- REQUIRED TASKS -
1. In the Bowser's Fury review below, rewrite the passage that begins with the words "Game Ramblings #131" and ends with "could potentially be.", replacing "package" with "bundle".
2. Answer these questions using the Bowser's Fury review below:
(a) What genre is listed for the game?
(b) What other game does the reviewer say Bowser's Fury feels like, and with what exception?
(c) What function do the cat gates serve?

Game Ramblings #131 – Bowser’s Fury

More Info from Nintendo

  • Genre: Platformer
  • Platform: Switch

I’ll make this simple – Super Mario 3D World is still fun and still worth playing. If you buy the cart just for that game, you’ll be happy. However, Bowser’s Fury is easily the more interesting part of the package. It’s an entire experiment in what Mario could be as an open world game. Some of it works well, some of it doesn’t, but it’s an interesting look into what the future of the series could potentially be.

It took me a while to really put my finger on what this game felt like, but it hit me that this feels like playing Super Mario Galaxy, minus the gravity manipulation. As you run around the world, you hit cat gates that act as the entries to individual objective areas. Each of these areas acts similar to a galaxy in that you go through it multiple times to get shines, and each shine has its own little modifications to the environment of the section. Where the magic comes in is that there’s no load times. You finish a shine and can go wherever you want. The next time you come back to the area, a new shine is available and the modifications to the environment in the area are already active.

From a general game rhythm perspective, it ends up being a sped up version of Galaxy. It’s such a small functional change, but not having to drop out of the world speeds up the game so much. You finish a shine and just keep going. There’s no transition back to an overworld or hub. There’s no waiting on loads and title screens. You just run and go. It helps that some shines are also available for partial credit as you run around doing others. For example, each area has a cat badge collection shine that can be finished at any time, including in the middle of working on other shines. It all feeds back into keeping the player moving as much as possible, rather than having to hop back and forth.

This kind of feeds back into what I talked about in the Ys IX ramblings, but this ends up being a game that just keeps you moving, and it’s what I’m most excited about in a potential open world Mario game. Super Mario Odyssey did a great job of packing the individual worlds with a ton of stuff. While those worlds were big and fun, they were also distinctly separate. Taking the scale and scope of things to do and packing it into a future open world (maybe an entire open Mushroom Kingdom?) is something that I never really thought was possible. After playing Bowser’s Fury, I think there’s a nugget of possibility there.

On the other hand, the Bowser part of this experience is just kind of average. As a mechanic tied into the story it serves its purpose but it just isn’t that fun. Bowser pops up periodically to basically just fuck shit up. He throws a bunch of crap around that basically serves to annoy you and then you either fight him as giant Mario or he goes away after a short period of time. There’s also a number of shines that require Bowser’s fury attacks to break some blocks and give access to shines. It just ends up feeling like an unnecessary distraction from the exploration. In general I’d expect this to not exist in a larger open world Mario game, so I’m not overly worried about its existence, but I could deal without the player friction it causes.

- DATA SHOWN -

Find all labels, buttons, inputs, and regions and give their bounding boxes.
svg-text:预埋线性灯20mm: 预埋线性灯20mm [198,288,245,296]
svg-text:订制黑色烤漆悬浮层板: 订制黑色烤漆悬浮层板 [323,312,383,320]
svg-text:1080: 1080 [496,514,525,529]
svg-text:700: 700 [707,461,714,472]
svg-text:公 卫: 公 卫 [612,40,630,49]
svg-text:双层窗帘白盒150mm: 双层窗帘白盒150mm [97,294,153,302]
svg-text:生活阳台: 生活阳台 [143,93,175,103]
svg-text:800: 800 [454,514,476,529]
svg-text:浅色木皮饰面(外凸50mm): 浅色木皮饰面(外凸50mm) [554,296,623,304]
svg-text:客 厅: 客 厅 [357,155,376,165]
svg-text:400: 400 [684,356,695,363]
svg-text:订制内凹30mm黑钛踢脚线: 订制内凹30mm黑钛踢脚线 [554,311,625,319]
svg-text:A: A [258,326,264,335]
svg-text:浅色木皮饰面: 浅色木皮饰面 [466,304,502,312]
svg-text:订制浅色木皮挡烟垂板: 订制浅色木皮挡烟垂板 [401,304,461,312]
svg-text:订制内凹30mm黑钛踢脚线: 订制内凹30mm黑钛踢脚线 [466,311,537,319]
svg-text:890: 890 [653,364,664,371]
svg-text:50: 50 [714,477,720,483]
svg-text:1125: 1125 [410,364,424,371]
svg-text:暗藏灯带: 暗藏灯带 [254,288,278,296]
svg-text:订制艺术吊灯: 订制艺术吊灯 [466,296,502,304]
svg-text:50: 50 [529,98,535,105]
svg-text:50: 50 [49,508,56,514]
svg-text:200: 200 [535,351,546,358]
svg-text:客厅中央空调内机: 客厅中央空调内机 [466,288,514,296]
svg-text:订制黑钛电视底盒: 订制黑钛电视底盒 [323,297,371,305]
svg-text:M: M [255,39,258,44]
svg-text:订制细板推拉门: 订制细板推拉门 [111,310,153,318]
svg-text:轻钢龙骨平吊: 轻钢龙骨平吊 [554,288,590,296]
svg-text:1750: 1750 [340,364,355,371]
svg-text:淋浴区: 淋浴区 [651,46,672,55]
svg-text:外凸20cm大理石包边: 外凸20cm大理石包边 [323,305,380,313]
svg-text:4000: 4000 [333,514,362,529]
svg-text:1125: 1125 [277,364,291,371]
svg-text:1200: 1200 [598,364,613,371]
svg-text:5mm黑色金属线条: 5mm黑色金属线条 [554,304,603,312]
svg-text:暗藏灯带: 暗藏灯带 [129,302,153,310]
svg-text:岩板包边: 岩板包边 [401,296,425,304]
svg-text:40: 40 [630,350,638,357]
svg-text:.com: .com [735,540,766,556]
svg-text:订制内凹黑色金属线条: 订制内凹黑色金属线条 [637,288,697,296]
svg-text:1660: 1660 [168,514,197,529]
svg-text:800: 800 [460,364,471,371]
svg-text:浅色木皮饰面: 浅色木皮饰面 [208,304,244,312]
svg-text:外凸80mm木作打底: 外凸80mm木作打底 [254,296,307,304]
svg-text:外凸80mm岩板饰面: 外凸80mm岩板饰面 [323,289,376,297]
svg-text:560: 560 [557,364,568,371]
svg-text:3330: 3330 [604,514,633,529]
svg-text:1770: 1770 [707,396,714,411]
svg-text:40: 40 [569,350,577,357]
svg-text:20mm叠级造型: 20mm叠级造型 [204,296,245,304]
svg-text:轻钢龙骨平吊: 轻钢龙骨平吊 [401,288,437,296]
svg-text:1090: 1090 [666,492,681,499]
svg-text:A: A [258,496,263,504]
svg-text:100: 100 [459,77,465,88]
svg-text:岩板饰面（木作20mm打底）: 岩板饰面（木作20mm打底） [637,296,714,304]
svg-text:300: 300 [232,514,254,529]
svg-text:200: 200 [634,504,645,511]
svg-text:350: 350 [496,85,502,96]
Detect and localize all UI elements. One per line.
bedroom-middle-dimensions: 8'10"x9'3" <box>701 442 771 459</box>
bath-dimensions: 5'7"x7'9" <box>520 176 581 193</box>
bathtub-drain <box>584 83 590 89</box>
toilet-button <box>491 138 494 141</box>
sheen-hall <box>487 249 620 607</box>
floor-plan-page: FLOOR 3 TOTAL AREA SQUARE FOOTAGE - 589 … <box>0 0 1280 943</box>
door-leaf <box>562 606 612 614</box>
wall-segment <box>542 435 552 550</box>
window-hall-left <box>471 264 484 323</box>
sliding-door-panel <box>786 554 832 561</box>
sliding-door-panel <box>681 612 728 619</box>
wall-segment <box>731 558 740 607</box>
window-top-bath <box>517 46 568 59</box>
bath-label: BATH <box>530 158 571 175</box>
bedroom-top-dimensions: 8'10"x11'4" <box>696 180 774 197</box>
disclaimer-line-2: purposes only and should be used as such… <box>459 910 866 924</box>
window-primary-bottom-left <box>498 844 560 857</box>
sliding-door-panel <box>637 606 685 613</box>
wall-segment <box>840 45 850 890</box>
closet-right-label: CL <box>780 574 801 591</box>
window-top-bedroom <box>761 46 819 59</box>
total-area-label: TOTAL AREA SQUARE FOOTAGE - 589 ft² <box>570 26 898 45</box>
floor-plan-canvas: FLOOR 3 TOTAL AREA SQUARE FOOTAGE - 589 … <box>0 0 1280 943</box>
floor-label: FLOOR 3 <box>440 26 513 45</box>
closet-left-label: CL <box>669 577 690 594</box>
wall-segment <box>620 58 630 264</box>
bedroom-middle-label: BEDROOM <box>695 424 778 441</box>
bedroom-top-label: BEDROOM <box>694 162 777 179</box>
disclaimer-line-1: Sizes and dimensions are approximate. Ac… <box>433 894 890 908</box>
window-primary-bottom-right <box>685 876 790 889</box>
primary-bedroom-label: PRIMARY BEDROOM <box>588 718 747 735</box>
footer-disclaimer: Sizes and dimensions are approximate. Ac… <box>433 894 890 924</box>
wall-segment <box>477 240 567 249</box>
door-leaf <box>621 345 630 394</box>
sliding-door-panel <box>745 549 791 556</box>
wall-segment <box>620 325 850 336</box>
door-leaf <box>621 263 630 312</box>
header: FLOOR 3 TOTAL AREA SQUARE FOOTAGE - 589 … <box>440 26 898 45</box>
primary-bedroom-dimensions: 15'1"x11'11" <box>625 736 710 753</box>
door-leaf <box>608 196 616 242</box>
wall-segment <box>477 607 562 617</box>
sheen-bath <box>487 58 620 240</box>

- SOLUTIONS TO THE TASKS -
1.
Game Ramblings #131 – Bowser’s Fury

More Info from Nintendo

  • Genre: Platformer
  • Platform: Switch

I’ll make this simple – Super Mario 3D World is still fun and still worth playing. If you buy the cart just for that game, you’ll be happy. However, Bowser’s Fury is easily the more interesting part of the bundle. It’s an entire experiment in what Mario could be as an open world game. Some of it works well, some of it doesn’t, but it’s an interesting look into what the future of the series could potentially be.

2.
(a) Platformer.
(b) Super Mario Galaxy, minus the gravity manipulation.
(c) They act as the entries to individual objective areas.